= WHAT YOU SHOULD DO =
Using the records provided below, locate and copy each line that contains the word "this".

START LISTING

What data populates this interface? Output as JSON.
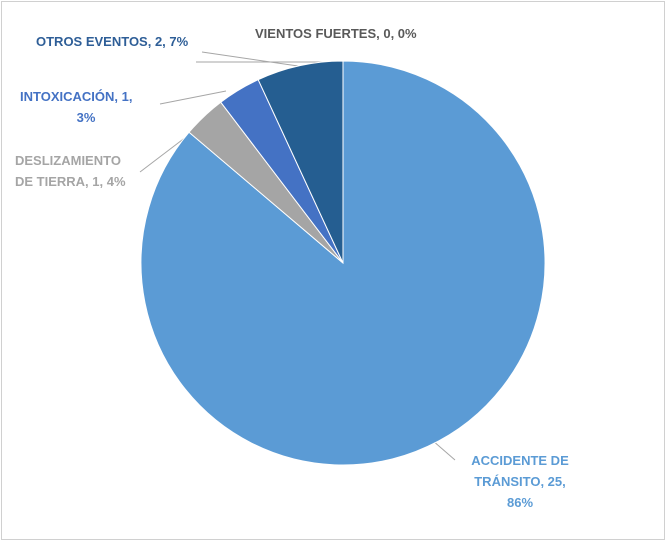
{
  "chart_data": {
    "type": "pie",
    "values": [
      25,
      1,
      1,
      2,
      0
    ],
    "colors": [
      "#5b9bd5",
      "#a5a5a5",
      "#4472c4",
      "#255e91",
      "#264478"
    ],
    "value_labels": [
      [
        "ACCIDENTE DE",
        "TRÁNSITO, 25,",
        "86%"
      ],
      [
        "DESLIZAMIENTO",
        "DE TIERRA, 1, 4%"
      ],
      [
        "INTOXICACIÓN, 1,",
        "3%"
      ],
      [
        "OTROS EVENTOS, 2, 7%"
      ],
      [
        "VIENTOS FUERTES, 0, 0%"
      ]
    ]
  }
}
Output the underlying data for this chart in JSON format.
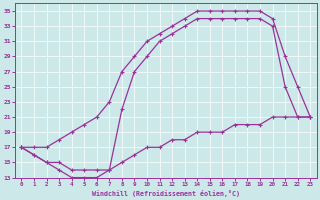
{
  "xlabel": "Windchill (Refroidissement éolien,°C)",
  "bg_color": "#cce8e8",
  "line_color": "#993399",
  "xlim": [
    -0.5,
    23.5
  ],
  "ylim": [
    13,
    36
  ],
  "xticks": [
    0,
    1,
    2,
    3,
    4,
    5,
    6,
    7,
    8,
    9,
    10,
    11,
    12,
    13,
    14,
    15,
    16,
    17,
    18,
    19,
    20,
    21,
    22,
    23
  ],
  "yticks": [
    13,
    15,
    17,
    19,
    21,
    23,
    25,
    27,
    29,
    31,
    33,
    35
  ],
  "curve_top_x": [
    0,
    1,
    2,
    3,
    4,
    5,
    6,
    7,
    8,
    9,
    10,
    11,
    12,
    13,
    14,
    15,
    16,
    17,
    18,
    19,
    20,
    21,
    22,
    23
  ],
  "curve_top_y": [
    17,
    17,
    17,
    18,
    19,
    20,
    21,
    23,
    27,
    29,
    31,
    32,
    33,
    34,
    35,
    35,
    35,
    35,
    35,
    35,
    34,
    29,
    25,
    21
  ],
  "curve_mid_x": [
    0,
    1,
    2,
    3,
    4,
    5,
    6,
    7,
    8,
    9,
    10,
    11,
    12,
    13,
    14,
    15,
    16,
    17,
    18,
    19,
    20,
    21,
    22,
    23
  ],
  "curve_mid_y": [
    17,
    16,
    15,
    15,
    14,
    14,
    14,
    14,
    22,
    27,
    29,
    31,
    32,
    33,
    34,
    34,
    34,
    34,
    34,
    34,
    33,
    25,
    21,
    21
  ],
  "curve_bot_x": [
    0,
    1,
    2,
    3,
    4,
    5,
    6,
    7,
    8,
    9,
    10,
    11,
    12,
    13,
    14,
    15,
    16,
    17,
    18,
    19,
    20,
    21,
    22,
    23
  ],
  "curve_bot_y": [
    17,
    16,
    15,
    14,
    13,
    13,
    13,
    14,
    15,
    16,
    17,
    17,
    18,
    18,
    19,
    19,
    19,
    20,
    20,
    20,
    21,
    21,
    21,
    21
  ]
}
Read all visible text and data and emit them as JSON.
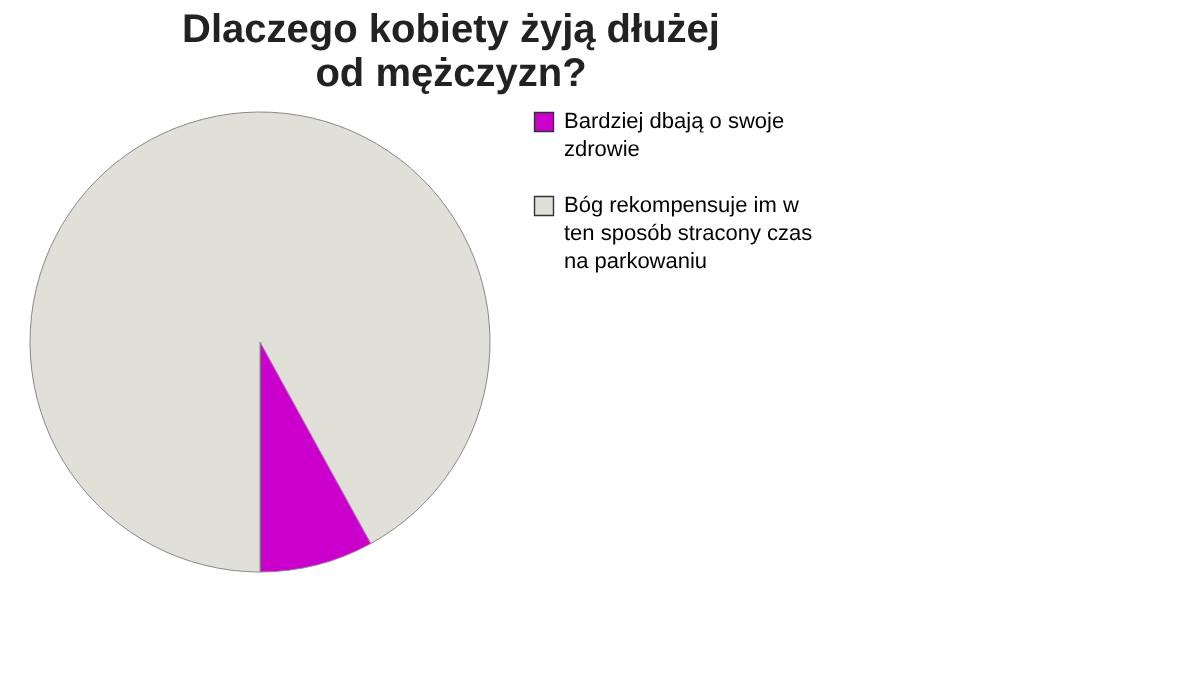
{
  "chart_data": {
    "type": "pie",
    "title": "Dlaczego kobiety żyją dłużej od mężczyzn?",
    "categories": [
      "Bardziej dbają o swoje zdrowie",
      "Bóg rekompensuje im w ten sposób stracony czas na parkowaniu"
    ],
    "values": [
      8,
      92
    ],
    "colors": [
      "#cc00cc",
      "#e0e0d8"
    ],
    "legend": "right"
  }
}
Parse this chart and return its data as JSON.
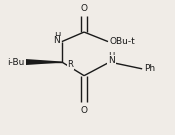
{
  "bg_color": "#f0ece7",
  "line_color": "#1a1a1a",
  "text_color": "#1a1a1a",
  "figsize": [
    1.75,
    1.35
  ],
  "dpi": 100,
  "xlim": [
    0.0,
    1.0
  ],
  "ylim": [
    0.05,
    1.0
  ]
}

END LISTING

= TASK RESULT =
What data populates this interface? Output as JSON.
Output the underlying data for this chart in JSON format.
Parse this chart and return its data as JSON.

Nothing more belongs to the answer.